== What to do ==
Reproduce all the entries precisely.

═══ The data

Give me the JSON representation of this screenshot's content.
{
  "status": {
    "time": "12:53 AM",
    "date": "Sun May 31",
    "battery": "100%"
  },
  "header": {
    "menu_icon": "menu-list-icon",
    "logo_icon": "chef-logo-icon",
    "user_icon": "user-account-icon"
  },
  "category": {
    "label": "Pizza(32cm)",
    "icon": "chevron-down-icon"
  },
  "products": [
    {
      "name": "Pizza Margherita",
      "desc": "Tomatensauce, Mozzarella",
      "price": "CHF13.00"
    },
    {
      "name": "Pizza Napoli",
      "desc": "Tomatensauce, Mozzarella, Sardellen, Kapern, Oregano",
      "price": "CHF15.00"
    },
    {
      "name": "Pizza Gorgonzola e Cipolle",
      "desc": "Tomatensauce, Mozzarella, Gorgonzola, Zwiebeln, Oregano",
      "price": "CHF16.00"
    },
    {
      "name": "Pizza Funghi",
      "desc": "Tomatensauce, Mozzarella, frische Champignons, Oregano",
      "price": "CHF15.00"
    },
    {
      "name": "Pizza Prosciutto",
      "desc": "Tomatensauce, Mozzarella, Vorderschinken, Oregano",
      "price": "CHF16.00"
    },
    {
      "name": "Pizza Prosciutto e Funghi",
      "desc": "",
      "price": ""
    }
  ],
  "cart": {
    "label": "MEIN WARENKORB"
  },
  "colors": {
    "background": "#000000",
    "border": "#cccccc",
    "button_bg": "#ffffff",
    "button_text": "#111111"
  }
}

══════

== Result of the task ==
Give me the JSON representation of this screenshot's content.
{
  "status": {
    "time": "12:53 AM",
    "date": "Sun May 31",
    "battery": "100%"
  },
  "header": {
    "menu_icon": "menu-list-icon",
    "logo_icon": "chef-logo-icon",
    "user_icon": "user-account-icon"
  },
  "category": {
    "label": "Pizza(32cm)",
    "icon": "chevron-down-icon"
  },
  "products": [
    {
      "name": "Pizza Margherita",
      "desc": "Tomatensauce, Mozzarella",
      "price": "CHF13.00"
    },
    {
      "name": "Pizza Napoli",
      "desc": "Tomatensauce, Mozzarella, Sardellen, Kapern, Oregano",
      "price": "CHF15.00"
    },
    {
      "name": "Pizza Gorgonzola e Cipolle",
      "desc": "Tomatensauce, Mozzarella, Gorgonzola, Zwiebeln, Oregano",
      "price": "CHF16.00"
    },
    {
      "name": "Pizza Funghi",
      "desc": "Tomatensauce, Mozzarella, frische Champignons, Oregano",
      "price": "CHF15.00"
    },
    {
      "name": "Pizza Prosciutto",
      "desc": "Tomatensauce, Mozzarella, Vorderschinken, Oregano",
      "price": "CHF16.00"
    },
    {
      "name": "Pizza Prosciutto e Funghi",
      "desc": "",
      "price": ""
    }
  ],
  "cart": {
    "label": "MEIN WARENKORB"
  },
  "colors": {
    "background": "#000000",
    "border": "#cccccc",
    "button_bg": "#ffffff",
    "button_text": "#111111"
  }
}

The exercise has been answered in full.